Extract each line bearing the word "this".

-- begin Records shown --

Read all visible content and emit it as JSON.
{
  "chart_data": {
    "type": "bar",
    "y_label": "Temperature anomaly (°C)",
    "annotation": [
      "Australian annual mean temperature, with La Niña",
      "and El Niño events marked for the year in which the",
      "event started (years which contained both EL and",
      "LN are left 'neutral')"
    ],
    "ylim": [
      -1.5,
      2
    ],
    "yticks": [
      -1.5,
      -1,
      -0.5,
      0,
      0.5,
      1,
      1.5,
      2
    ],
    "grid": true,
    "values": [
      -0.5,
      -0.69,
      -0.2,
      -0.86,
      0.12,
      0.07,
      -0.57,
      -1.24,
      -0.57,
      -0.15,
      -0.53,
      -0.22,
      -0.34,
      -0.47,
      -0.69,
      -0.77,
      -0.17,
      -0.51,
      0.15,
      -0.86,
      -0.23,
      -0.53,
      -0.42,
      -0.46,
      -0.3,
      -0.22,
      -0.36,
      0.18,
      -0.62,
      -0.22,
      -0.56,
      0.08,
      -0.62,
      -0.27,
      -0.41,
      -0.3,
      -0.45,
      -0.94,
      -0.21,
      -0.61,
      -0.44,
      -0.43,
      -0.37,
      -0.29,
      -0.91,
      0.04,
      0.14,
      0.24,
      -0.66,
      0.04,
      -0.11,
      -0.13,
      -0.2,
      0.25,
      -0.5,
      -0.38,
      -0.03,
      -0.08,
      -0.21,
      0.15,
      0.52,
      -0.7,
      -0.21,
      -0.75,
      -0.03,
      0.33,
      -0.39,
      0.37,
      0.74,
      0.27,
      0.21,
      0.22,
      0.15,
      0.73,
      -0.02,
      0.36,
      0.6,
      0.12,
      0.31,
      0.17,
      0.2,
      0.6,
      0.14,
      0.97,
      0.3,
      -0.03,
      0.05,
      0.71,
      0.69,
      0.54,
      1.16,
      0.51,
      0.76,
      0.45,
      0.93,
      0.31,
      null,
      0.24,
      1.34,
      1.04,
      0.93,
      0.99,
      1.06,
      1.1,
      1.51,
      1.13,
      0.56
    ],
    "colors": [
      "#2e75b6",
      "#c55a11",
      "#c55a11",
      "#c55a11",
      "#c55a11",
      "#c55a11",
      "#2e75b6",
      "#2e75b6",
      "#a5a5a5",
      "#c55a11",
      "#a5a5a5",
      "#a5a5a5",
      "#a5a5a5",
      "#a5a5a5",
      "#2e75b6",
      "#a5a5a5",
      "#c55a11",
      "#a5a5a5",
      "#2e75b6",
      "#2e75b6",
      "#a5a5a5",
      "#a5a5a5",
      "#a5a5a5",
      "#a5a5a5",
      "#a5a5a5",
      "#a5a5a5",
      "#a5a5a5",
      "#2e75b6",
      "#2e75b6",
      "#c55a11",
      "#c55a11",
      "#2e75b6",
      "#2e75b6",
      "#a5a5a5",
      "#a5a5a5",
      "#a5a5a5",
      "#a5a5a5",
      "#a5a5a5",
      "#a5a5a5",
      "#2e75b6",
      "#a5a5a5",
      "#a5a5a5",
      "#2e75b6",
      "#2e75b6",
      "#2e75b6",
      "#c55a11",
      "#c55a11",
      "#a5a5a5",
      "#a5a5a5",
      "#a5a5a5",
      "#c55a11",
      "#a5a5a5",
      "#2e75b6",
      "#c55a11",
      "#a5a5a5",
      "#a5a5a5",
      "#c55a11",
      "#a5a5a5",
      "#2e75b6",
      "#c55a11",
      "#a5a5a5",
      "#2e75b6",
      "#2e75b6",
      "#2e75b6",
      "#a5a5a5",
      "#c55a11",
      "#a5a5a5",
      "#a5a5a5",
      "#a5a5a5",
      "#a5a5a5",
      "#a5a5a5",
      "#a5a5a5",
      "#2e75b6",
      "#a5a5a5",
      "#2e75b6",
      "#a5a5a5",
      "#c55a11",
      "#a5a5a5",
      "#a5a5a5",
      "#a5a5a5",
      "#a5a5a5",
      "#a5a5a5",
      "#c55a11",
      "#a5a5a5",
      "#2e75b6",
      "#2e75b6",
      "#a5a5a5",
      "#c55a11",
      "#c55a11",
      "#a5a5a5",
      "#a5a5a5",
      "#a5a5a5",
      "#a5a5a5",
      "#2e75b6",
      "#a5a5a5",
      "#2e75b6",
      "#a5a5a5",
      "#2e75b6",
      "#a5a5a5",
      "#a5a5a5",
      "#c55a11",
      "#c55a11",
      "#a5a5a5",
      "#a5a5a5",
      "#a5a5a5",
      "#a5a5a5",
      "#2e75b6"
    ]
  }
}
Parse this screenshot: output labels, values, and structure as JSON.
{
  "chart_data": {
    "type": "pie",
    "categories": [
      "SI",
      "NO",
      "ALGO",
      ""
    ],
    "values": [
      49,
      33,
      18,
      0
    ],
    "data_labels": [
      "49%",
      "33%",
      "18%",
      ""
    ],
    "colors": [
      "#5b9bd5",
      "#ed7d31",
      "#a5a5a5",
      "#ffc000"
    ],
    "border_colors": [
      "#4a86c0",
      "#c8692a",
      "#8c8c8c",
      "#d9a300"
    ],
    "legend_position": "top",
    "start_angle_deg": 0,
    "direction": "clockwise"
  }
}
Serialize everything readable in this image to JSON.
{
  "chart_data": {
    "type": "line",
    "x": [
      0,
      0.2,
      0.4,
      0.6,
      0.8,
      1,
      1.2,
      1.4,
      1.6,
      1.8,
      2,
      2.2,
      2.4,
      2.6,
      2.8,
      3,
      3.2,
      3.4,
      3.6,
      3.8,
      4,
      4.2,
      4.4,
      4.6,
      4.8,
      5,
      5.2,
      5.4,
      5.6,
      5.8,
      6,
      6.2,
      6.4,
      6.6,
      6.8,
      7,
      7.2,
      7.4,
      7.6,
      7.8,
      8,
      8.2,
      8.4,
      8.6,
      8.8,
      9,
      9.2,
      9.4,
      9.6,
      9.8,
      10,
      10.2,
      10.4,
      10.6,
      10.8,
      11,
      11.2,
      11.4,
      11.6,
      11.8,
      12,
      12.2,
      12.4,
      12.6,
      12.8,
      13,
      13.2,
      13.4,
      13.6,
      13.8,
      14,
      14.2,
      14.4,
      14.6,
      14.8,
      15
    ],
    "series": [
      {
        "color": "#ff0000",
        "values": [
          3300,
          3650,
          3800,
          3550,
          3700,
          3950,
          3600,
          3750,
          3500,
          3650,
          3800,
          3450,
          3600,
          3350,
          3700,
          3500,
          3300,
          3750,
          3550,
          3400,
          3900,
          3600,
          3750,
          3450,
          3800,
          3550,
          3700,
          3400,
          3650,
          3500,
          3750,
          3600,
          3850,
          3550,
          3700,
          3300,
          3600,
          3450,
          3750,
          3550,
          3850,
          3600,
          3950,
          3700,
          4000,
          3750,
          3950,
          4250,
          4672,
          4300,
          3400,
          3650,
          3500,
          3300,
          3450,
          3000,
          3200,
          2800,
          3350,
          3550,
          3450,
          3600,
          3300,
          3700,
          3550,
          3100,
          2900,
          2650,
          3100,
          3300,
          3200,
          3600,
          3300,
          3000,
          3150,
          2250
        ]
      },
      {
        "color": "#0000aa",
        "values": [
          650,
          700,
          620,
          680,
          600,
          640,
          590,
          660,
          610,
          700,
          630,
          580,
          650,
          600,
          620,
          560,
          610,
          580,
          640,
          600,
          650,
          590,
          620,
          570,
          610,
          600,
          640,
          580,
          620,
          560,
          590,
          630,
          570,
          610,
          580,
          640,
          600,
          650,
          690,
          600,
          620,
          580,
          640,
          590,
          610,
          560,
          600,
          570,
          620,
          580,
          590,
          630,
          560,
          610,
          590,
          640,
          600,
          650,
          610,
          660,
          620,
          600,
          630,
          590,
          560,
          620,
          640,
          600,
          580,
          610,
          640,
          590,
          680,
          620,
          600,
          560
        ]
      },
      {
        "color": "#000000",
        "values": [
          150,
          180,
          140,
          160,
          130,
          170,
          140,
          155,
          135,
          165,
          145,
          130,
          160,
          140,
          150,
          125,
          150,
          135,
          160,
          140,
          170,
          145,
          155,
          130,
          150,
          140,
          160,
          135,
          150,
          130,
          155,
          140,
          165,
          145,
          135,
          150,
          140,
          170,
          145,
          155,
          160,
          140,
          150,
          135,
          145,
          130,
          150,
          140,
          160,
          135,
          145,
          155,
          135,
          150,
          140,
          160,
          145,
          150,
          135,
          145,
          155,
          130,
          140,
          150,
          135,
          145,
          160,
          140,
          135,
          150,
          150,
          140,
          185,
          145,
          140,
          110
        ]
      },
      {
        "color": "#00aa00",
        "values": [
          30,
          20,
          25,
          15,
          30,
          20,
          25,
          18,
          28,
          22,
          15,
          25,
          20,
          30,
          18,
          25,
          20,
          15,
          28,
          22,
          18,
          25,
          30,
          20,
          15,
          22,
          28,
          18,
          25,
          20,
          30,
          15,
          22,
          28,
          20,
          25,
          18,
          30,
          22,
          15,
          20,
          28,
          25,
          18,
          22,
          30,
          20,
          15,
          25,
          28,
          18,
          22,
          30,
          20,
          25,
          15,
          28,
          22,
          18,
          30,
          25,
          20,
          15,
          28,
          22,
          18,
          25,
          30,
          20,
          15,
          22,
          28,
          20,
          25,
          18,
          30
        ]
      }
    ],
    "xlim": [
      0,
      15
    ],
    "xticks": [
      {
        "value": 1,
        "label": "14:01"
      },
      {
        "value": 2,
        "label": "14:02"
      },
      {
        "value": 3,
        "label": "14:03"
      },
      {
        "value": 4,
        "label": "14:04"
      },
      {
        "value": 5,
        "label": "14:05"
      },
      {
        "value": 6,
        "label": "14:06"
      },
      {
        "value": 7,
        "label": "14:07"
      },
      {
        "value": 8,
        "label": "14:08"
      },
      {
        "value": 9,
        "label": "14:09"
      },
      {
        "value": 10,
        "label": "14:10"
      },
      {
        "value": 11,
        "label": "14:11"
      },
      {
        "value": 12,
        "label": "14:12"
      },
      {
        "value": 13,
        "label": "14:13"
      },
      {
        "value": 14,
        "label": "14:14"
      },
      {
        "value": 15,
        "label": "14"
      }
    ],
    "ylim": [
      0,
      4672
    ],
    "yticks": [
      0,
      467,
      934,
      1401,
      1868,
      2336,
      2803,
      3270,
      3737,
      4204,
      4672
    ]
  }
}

-- end Records shown --

= Correct output =
Parse this screenshot: output labels, values, and structure as JSON.
Serialize everything readable in this image to JSON.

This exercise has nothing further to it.